-- Start Records supplied --

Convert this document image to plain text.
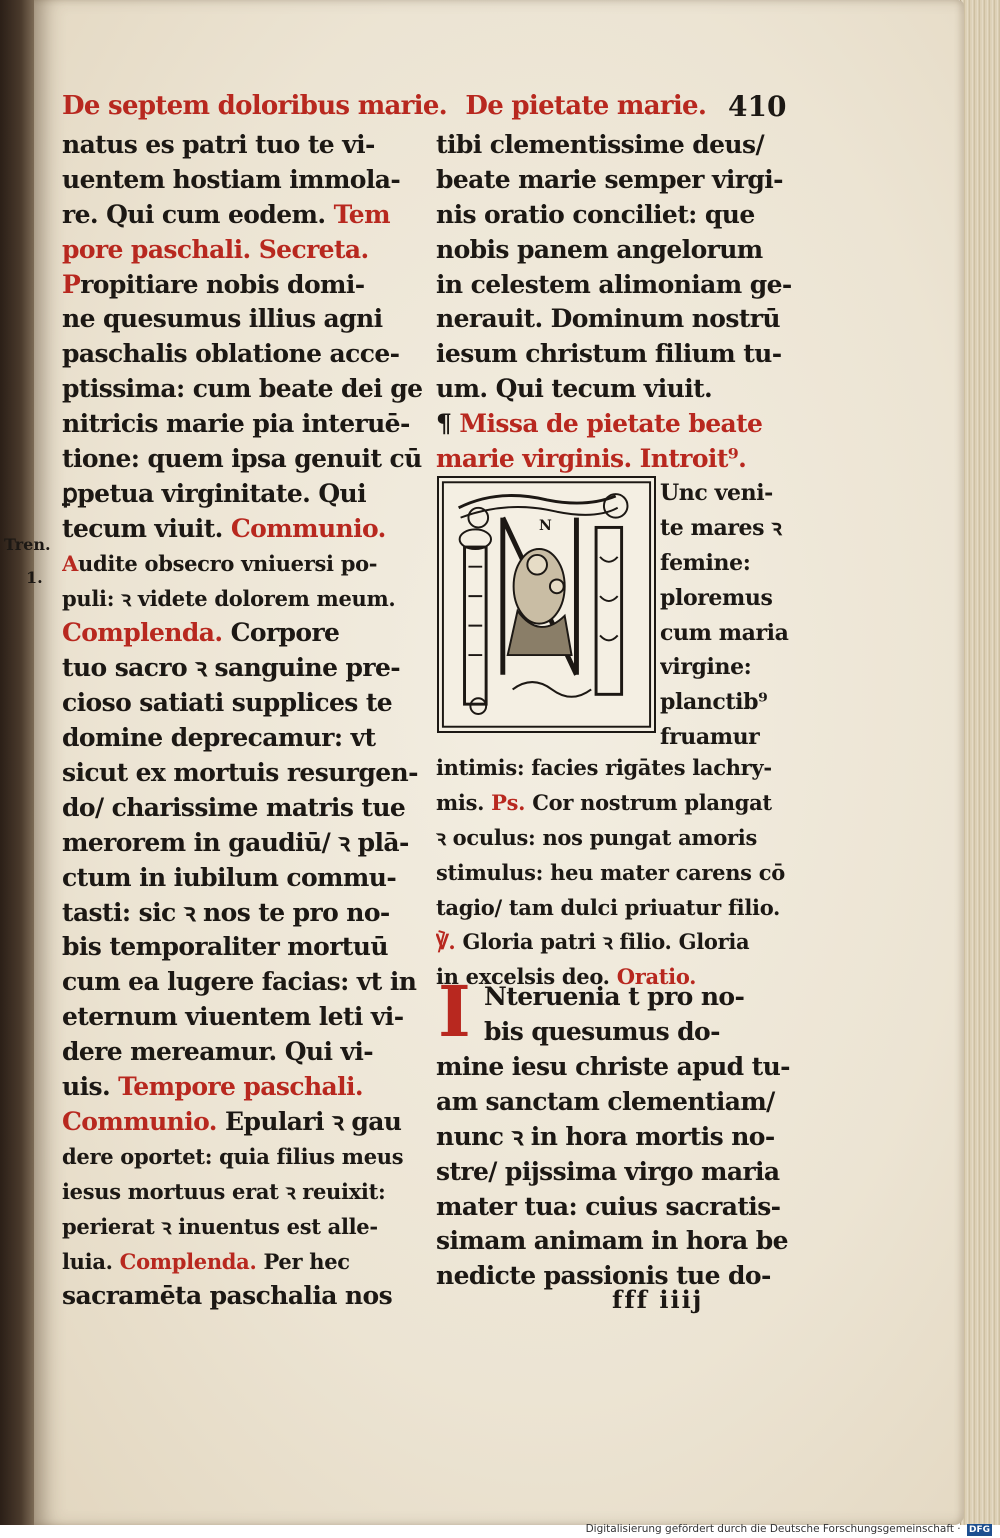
De septem doloribus marie. De pietate marie. 410
natus es patri tuo te vi-
uentem hostiam immola-
re. Qui cum eodem. Tem
pore paschali. Secreta.
Propitiare nobis domi-
ne quesumus illius agni
paschalis oblatione acce-
ptissima: cum beate dei ge
nitricis marie pia interuē-
tione: quem ipsa genuit cū
ꝑpetua virginitate. Qui
tecum viuit. Communio.
Audite obsecro vniuersi po-
puli: ꝛ videte dolorem meum.
Complenda. Corpore
tuo sacro ꝛ sanguine pre-
cioso satiati supplices te
domine deprecamur: vt
sicut ex mortuis resurgen-
do/ charissime matris tue
merorem in gaudiū/ ꝛ plā-
ctum in iubilum commu-
tasti: sic ꝛ nos te pro no-
bis temporaliter mortuū
cum ea lugere facias: vt in
eternum viuentem leti vi-
dere mereamur. Qui vi-
uis. Tempore paschali.
Communio. Epulari ꝛ gau
dere oportet: quia filius meus
iesus mortuus erat ꝛ reuixit:
perierat ꝛ inuentus est alle-
luia. Complenda. Per hec
sacramēta paschalia nos
Tren.
1.
tibi clementissime deus/
beate marie semper virgi-
nis oratio conciliet: que
nobis panem angelorum
in celestem alimoniam ge-
nerauit. Dominum nostrū
iesum christum filium tu-
um. Qui tecum viuit.
¶ Missa de pietate beate
marie virginis. Introit⁹.
N
Unc veni-
te mares ꝛ
femine:
ploremus
cum maria
virgine:
planctib⁹
fruamur
intimis: facies rigātes lachry-
mis. Ps. Cor nostrum plangat
ꝛ oculus: nos pungat amoris
stimulus: heu mater carens cō
tagio/ tam dulci priuatur filio.
℣. Gloria patri ꝛ filio. Gloria
in excelsis deo. Oratio.
I Nteruenia t pro no-
bis quesumus do-
mine iesu christe apud tu-
am sanctam clementiam/
nunc ꝛ in hora mortis no-
stre/ pijssima virgo maria
mater tua: cuius sacratis-
simam animam in hora be
nedicte passionis tue do-
fff iiij
Digitalisierung gefördert durch die Deutsche Forschungsgemeinschaft · DFG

-- End Records supplied --

Required work —
Identify each line containing the string "quesumus" and copy it out.

Result of the exercise —
ne quesumus illius agni
bis quesumus do-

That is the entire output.